§ REQUIRED TASK:
Below are records; state how many of their lines hold the word "directory", and give only the figure.

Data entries
=-=-=
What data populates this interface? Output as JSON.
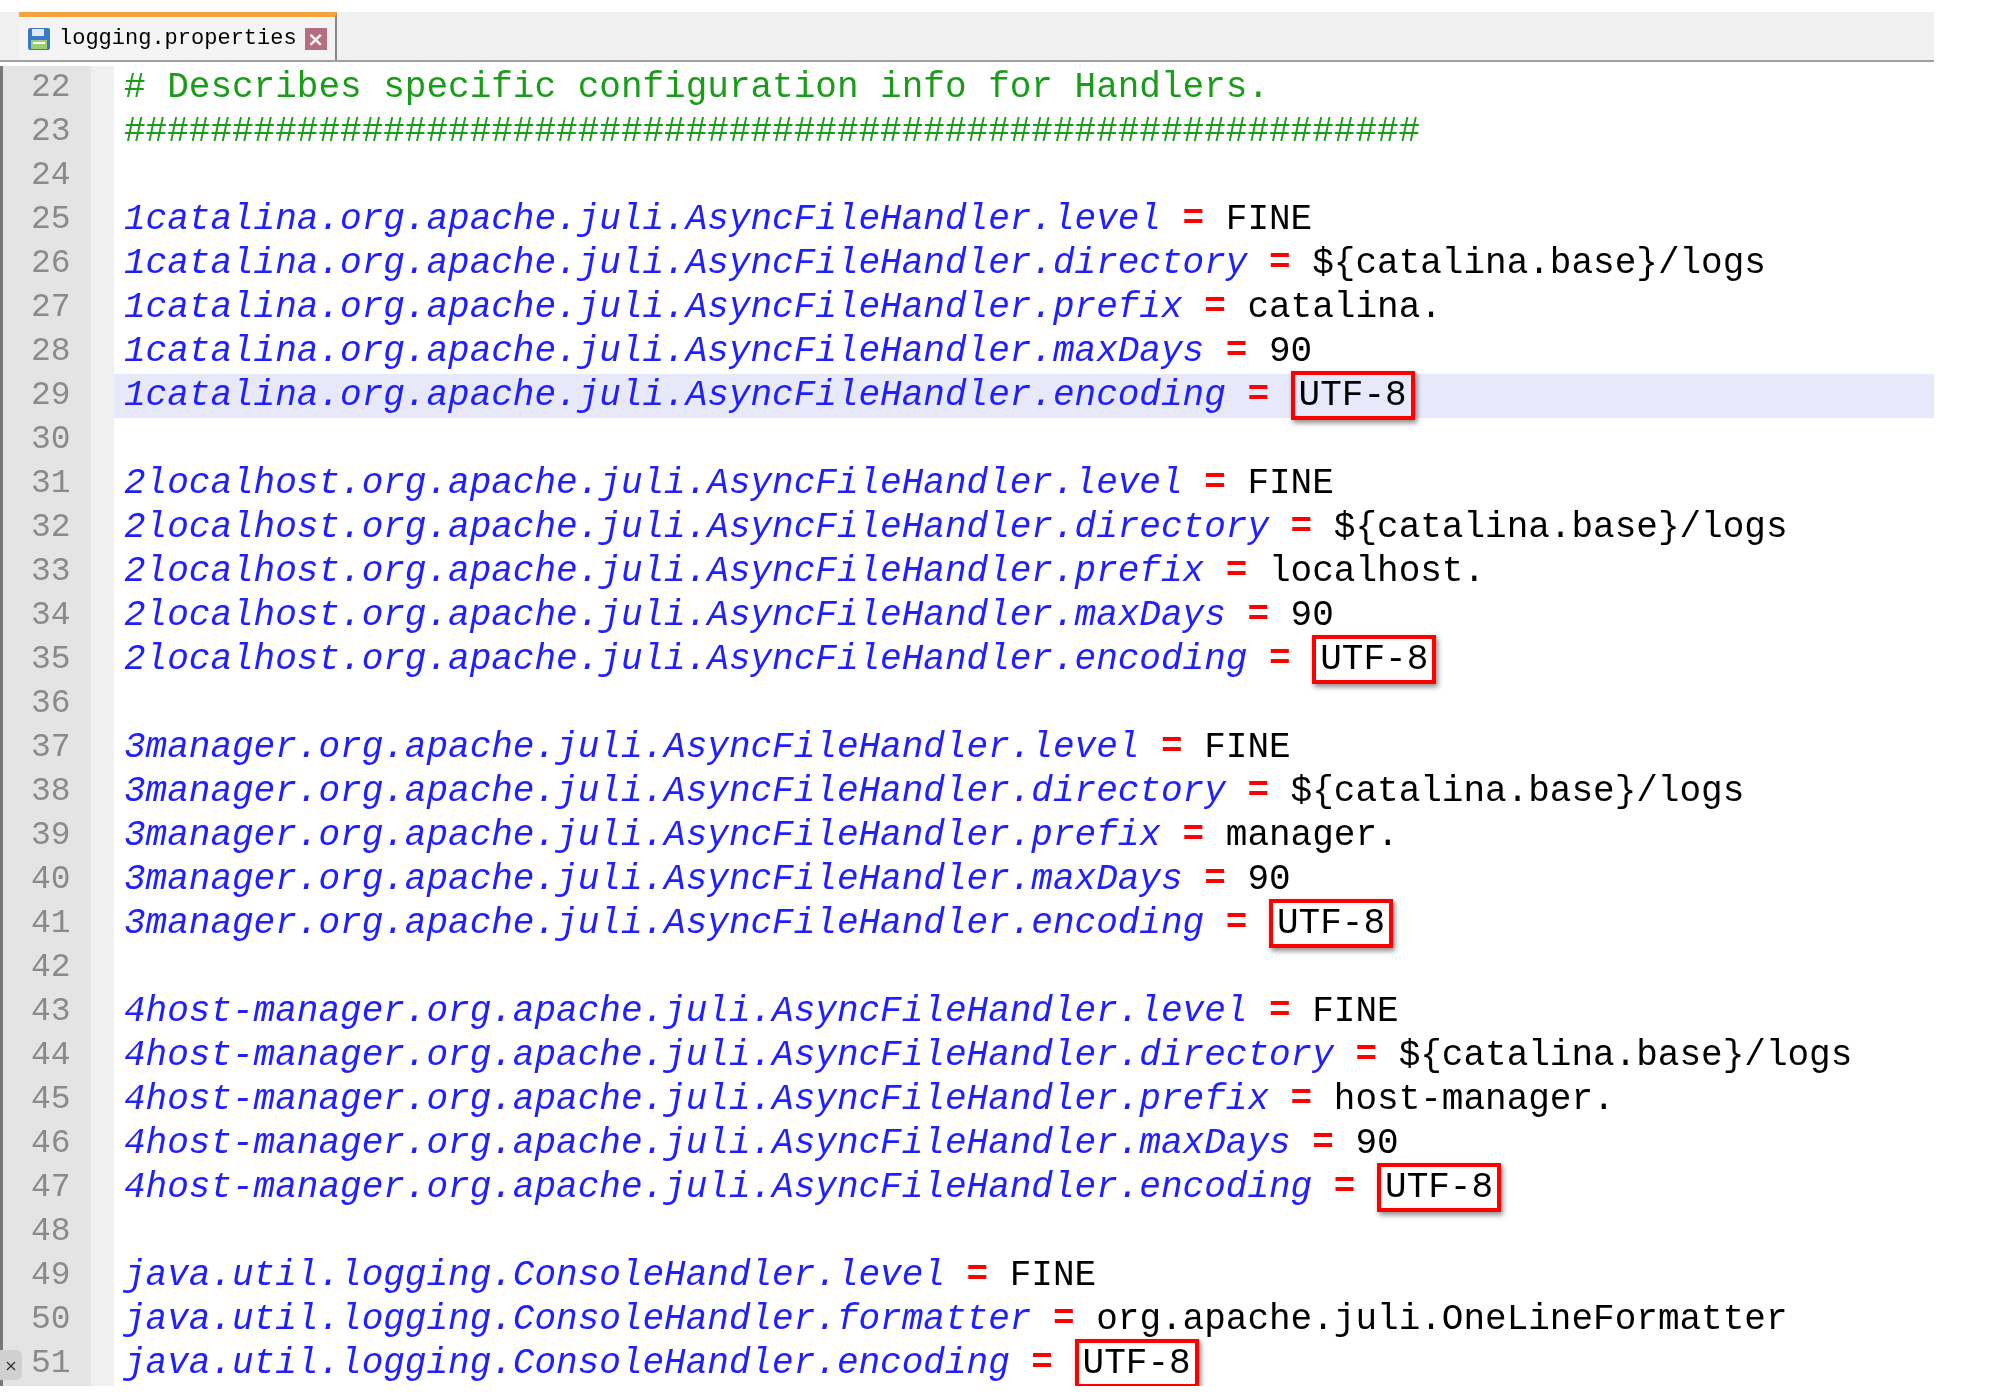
{
  "tab": {
    "title": "logging.properties",
    "close": "×",
    "selected": true
  },
  "side_close": "×",
  "lines": [
    {
      "number": "22",
      "kind": "comment",
      "text": "# Describes specific configuration info for Handlers."
    },
    {
      "number": "23",
      "kind": "comment",
      "text": "############################################################"
    },
    {
      "number": "24",
      "kind": "blank"
    },
    {
      "number": "25",
      "kind": "property",
      "key": "1catalina.org.apache.juli.AsyncFileHandler.level",
      "equals": "=",
      "value": "FINE",
      "boxed": false,
      "current": false
    },
    {
      "number": "26",
      "kind": "property",
      "key": "1catalina.org.apache.juli.AsyncFileHandler.directory",
      "equals": "=",
      "value": "${catalina.base}/logs",
      "boxed": false,
      "current": false
    },
    {
      "number": "27",
      "kind": "property",
      "key": "1catalina.org.apache.juli.AsyncFileHandler.prefix",
      "equals": "=",
      "value": "catalina.",
      "boxed": false,
      "current": false
    },
    {
      "number": "28",
      "kind": "property",
      "key": "1catalina.org.apache.juli.AsyncFileHandler.maxDays",
      "equals": "=",
      "value": "90",
      "boxed": false,
      "current": false
    },
    {
      "number": "29",
      "kind": "property",
      "key": "1catalina.org.apache.juli.AsyncFileHandler.encoding",
      "equals": "=",
      "value": "UTF-8",
      "boxed": true,
      "current": true
    },
    {
      "number": "30",
      "kind": "blank"
    },
    {
      "number": "31",
      "kind": "property",
      "key": "2localhost.org.apache.juli.AsyncFileHandler.level",
      "equals": "=",
      "value": "FINE",
      "boxed": false,
      "current": false
    },
    {
      "number": "32",
      "kind": "property",
      "key": "2localhost.org.apache.juli.AsyncFileHandler.directory",
      "equals": "=",
      "value": "${catalina.base}/logs",
      "boxed": false,
      "current": false
    },
    {
      "number": "33",
      "kind": "property",
      "key": "2localhost.org.apache.juli.AsyncFileHandler.prefix",
      "equals": "=",
      "value": "localhost.",
      "boxed": false,
      "current": false
    },
    {
      "number": "34",
      "kind": "property",
      "key": "2localhost.org.apache.juli.AsyncFileHandler.maxDays",
      "equals": "=",
      "value": "90",
      "boxed": false,
      "current": false
    },
    {
      "number": "35",
      "kind": "property",
      "key": "2localhost.org.apache.juli.AsyncFileHandler.encoding",
      "equals": "=",
      "value": "UTF-8",
      "boxed": true,
      "current": false
    },
    {
      "number": "36",
      "kind": "blank"
    },
    {
      "number": "37",
      "kind": "property",
      "key": "3manager.org.apache.juli.AsyncFileHandler.level",
      "equals": "=",
      "value": "FINE",
      "boxed": false,
      "current": false
    },
    {
      "number": "38",
      "kind": "property",
      "key": "3manager.org.apache.juli.AsyncFileHandler.directory",
      "equals": "=",
      "value": "${catalina.base}/logs",
      "boxed": false,
      "current": false
    },
    {
      "number": "39",
      "kind": "property",
      "key": "3manager.org.apache.juli.AsyncFileHandler.prefix",
      "equals": "=",
      "value": "manager.",
      "boxed": false,
      "current": false
    },
    {
      "number": "40",
      "kind": "property",
      "key": "3manager.org.apache.juli.AsyncFileHandler.maxDays",
      "equals": "=",
      "value": "90",
      "boxed": false,
      "current": false
    },
    {
      "number": "41",
      "kind": "property",
      "key": "3manager.org.apache.juli.AsyncFileHandler.encoding",
      "equals": "=",
      "value": "UTF-8",
      "boxed": true,
      "current": false
    },
    {
      "number": "42",
      "kind": "blank"
    },
    {
      "number": "43",
      "kind": "property",
      "key": "4host-manager.org.apache.juli.AsyncFileHandler.level",
      "equals": "=",
      "value": "FINE",
      "boxed": false,
      "current": false
    },
    {
      "number": "44",
      "kind": "property",
      "key": "4host-manager.org.apache.juli.AsyncFileHandler.directory",
      "equals": "=",
      "value": "${catalina.base}/logs",
      "boxed": false,
      "current": false
    },
    {
      "number": "45",
      "kind": "property",
      "key": "4host-manager.org.apache.juli.AsyncFileHandler.prefix",
      "equals": "=",
      "value": "host-manager.",
      "boxed": false,
      "current": false
    },
    {
      "number": "46",
      "kind": "property",
      "key": "4host-manager.org.apache.juli.AsyncFileHandler.maxDays",
      "equals": "=",
      "value": "90",
      "boxed": false,
      "current": false
    },
    {
      "number": "47",
      "kind": "property",
      "key": "4host-manager.org.apache.juli.AsyncFileHandler.encoding",
      "equals": "=",
      "value": "UTF-8",
      "boxed": true,
      "current": false
    },
    {
      "number": "48",
      "kind": "blank"
    },
    {
      "number": "49",
      "kind": "property",
      "key": "java.util.logging.ConsoleHandler.level",
      "equals": "=",
      "value": "FINE",
      "boxed": false,
      "current": false
    },
    {
      "number": "50",
      "kind": "property",
      "key": "java.util.logging.ConsoleHandler.formatter",
      "equals": "=",
      "value": "org.apache.juli.OneLineFormatter",
      "boxed": false,
      "current": false
    },
    {
      "number": "51",
      "kind": "property",
      "key": "java.util.logging.ConsoleHandler.encoding",
      "equals": "=",
      "value": "UTF-8",
      "boxed": true,
      "current": false
    }
  ]
}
=-=-=
§ TASK ANSWER:
4